[Dataset items]
......

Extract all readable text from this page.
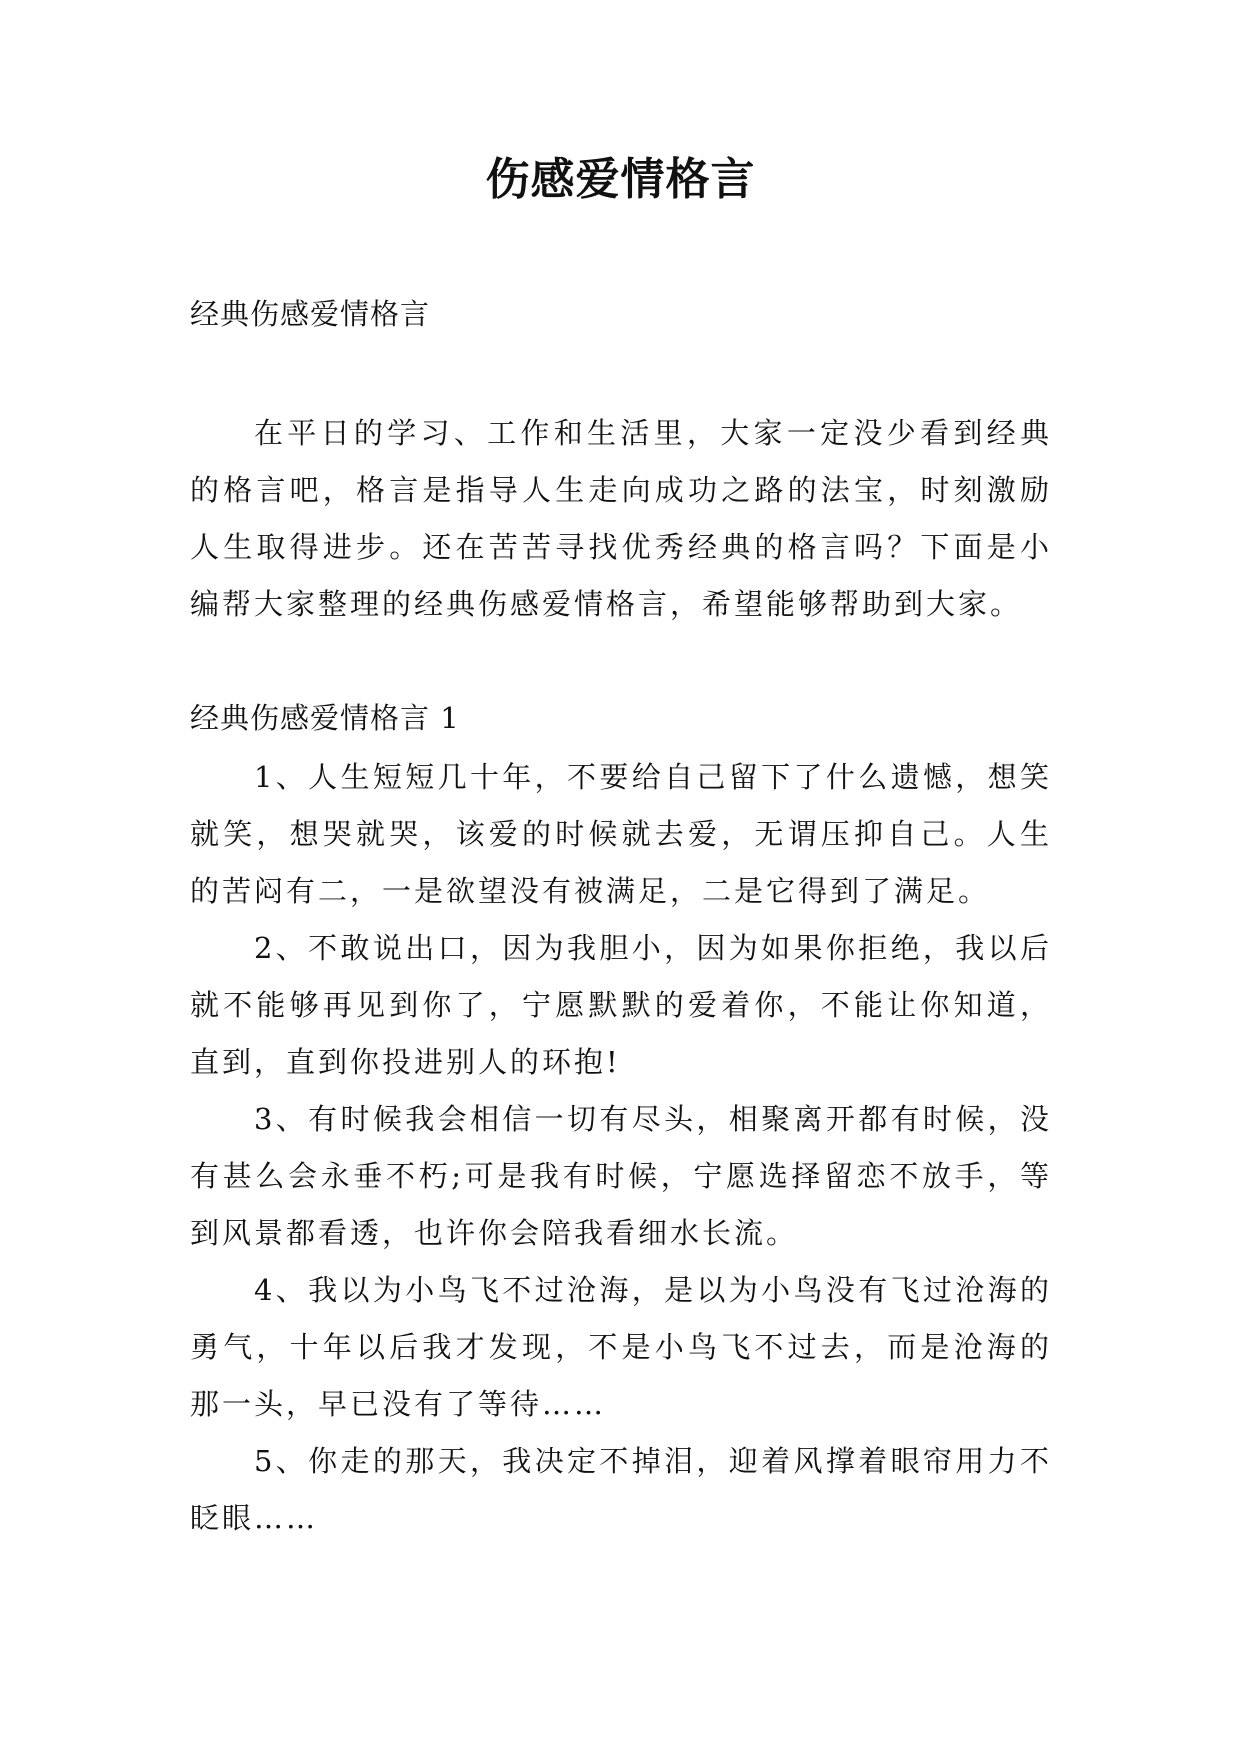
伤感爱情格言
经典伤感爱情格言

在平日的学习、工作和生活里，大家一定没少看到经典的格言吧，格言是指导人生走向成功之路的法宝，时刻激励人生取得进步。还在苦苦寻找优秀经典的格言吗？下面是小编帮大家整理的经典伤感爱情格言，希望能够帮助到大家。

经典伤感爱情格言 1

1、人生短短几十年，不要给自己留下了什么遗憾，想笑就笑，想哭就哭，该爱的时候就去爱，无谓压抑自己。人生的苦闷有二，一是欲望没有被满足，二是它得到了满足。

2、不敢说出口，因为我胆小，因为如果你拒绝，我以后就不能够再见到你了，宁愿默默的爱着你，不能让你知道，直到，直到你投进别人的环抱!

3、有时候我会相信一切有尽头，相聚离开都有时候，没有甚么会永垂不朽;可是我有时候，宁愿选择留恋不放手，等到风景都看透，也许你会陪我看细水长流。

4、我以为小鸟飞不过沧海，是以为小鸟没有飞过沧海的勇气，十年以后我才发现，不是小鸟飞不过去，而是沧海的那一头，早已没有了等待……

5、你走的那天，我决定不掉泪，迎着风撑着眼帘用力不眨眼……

......

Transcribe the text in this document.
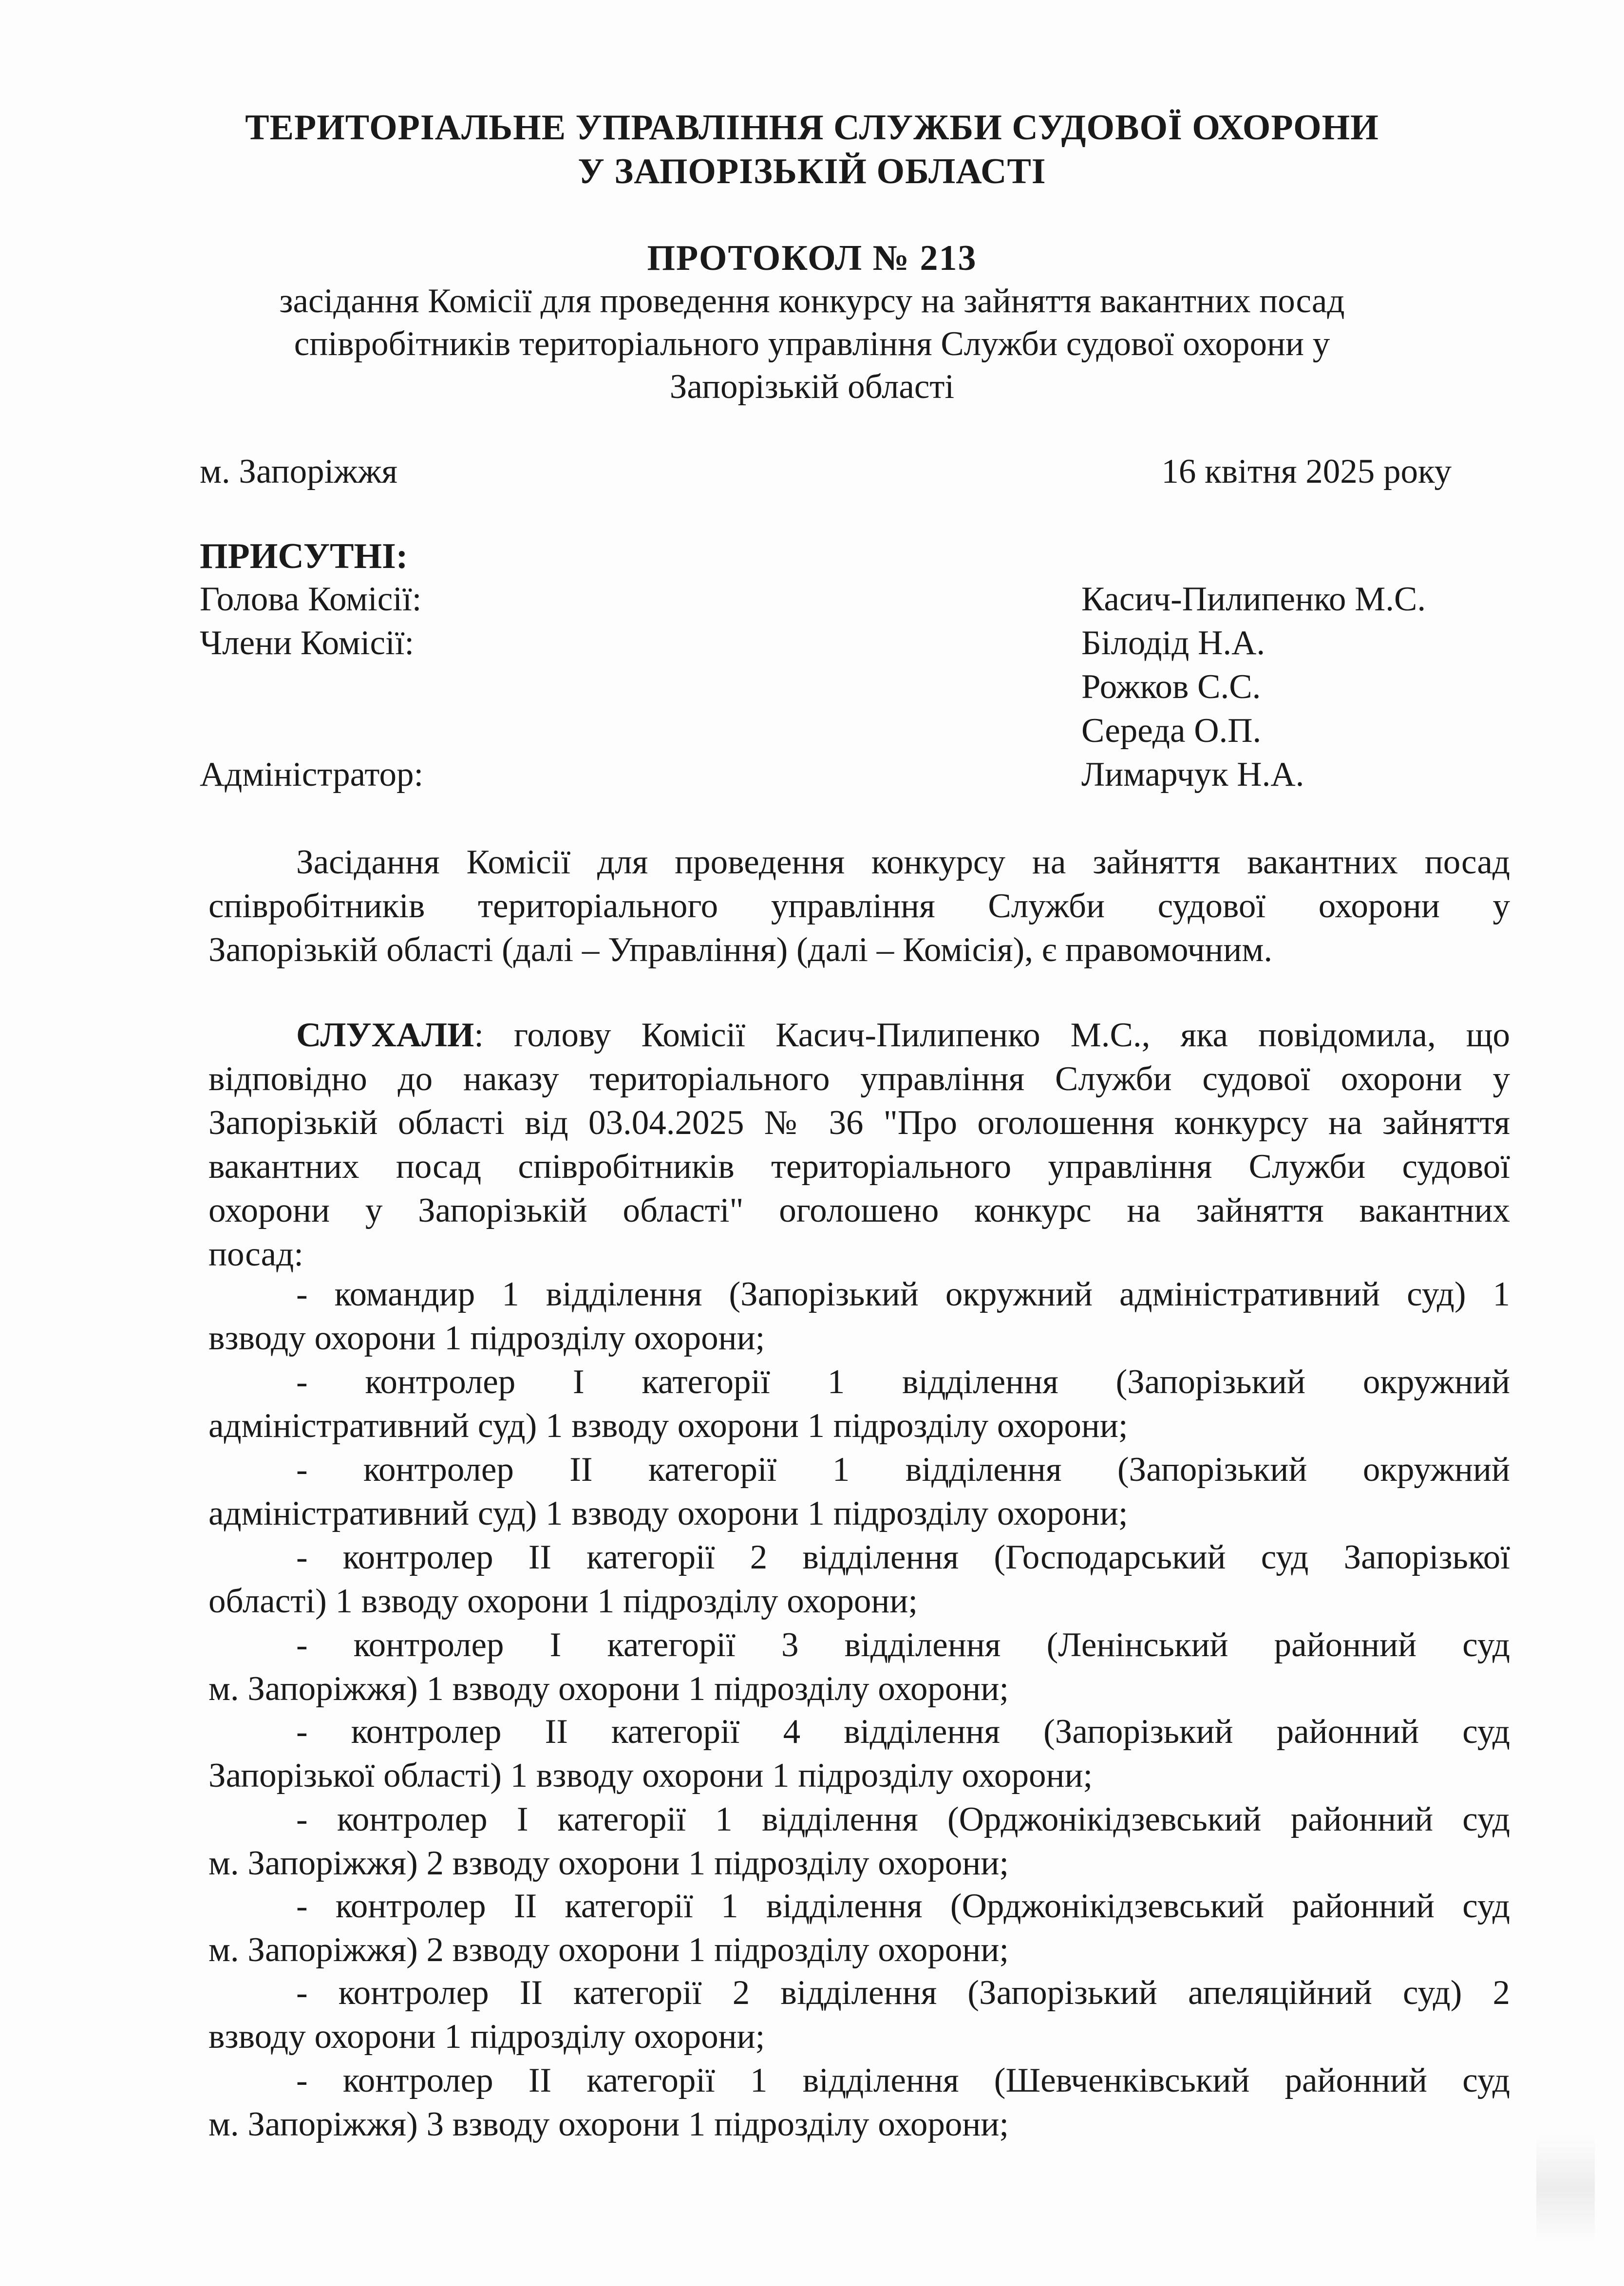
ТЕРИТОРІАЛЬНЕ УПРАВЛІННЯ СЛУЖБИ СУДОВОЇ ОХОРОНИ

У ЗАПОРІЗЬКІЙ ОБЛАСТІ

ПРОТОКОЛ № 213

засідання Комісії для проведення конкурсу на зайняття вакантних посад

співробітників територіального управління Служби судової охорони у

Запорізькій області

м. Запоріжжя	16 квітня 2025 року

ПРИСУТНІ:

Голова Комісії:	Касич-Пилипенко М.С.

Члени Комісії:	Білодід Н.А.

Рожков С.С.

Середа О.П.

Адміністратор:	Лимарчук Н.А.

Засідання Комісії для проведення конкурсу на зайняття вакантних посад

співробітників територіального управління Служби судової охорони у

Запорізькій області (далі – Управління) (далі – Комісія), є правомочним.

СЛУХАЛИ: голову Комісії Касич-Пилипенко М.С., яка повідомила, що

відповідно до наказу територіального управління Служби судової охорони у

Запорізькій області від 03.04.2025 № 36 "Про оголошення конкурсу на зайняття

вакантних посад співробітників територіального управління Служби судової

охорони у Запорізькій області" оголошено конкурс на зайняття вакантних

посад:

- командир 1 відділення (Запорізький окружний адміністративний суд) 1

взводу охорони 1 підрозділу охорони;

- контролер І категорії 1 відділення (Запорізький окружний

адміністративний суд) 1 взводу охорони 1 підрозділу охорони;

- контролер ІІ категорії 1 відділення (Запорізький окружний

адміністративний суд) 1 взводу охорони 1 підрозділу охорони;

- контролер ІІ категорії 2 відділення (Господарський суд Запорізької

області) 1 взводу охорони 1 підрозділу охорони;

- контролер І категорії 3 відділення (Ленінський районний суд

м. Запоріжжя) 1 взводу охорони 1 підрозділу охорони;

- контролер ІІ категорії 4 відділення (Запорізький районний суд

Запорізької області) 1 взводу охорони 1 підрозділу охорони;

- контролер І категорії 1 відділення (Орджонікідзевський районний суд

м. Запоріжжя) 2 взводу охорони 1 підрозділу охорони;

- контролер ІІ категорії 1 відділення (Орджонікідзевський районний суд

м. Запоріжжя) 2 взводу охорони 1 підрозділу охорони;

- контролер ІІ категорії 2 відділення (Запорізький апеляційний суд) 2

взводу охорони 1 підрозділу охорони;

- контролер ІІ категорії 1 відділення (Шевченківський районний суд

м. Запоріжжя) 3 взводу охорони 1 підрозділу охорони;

......

EXERCISE BRIEF -> Show every line in the records above that contains the word "підрозділу".

FINAL RESULT ->
взводу охорони 1 підрозділу охорони;
адміністративний суд) 1 взводу охорони 1 підрозділу охорони;
адміністративний суд) 1 взводу охорони 1 підрозділу охорони;
області) 1 взводу охорони 1 підрозділу охорони;
м. Запоріжжя) 1 взводу охорони 1 підрозділу охорони;
Запорізької області) 1 взводу охорони 1 підрозділу охорони;
м. Запоріжжя) 2 взводу охорони 1 підрозділу охорони;
м. Запоріжжя) 2 взводу охорони 1 підрозділу охорони;
взводу охорони 1 підрозділу охорони;
м. Запоріжжя) 3 взводу охорони 1 підрозділу охорони;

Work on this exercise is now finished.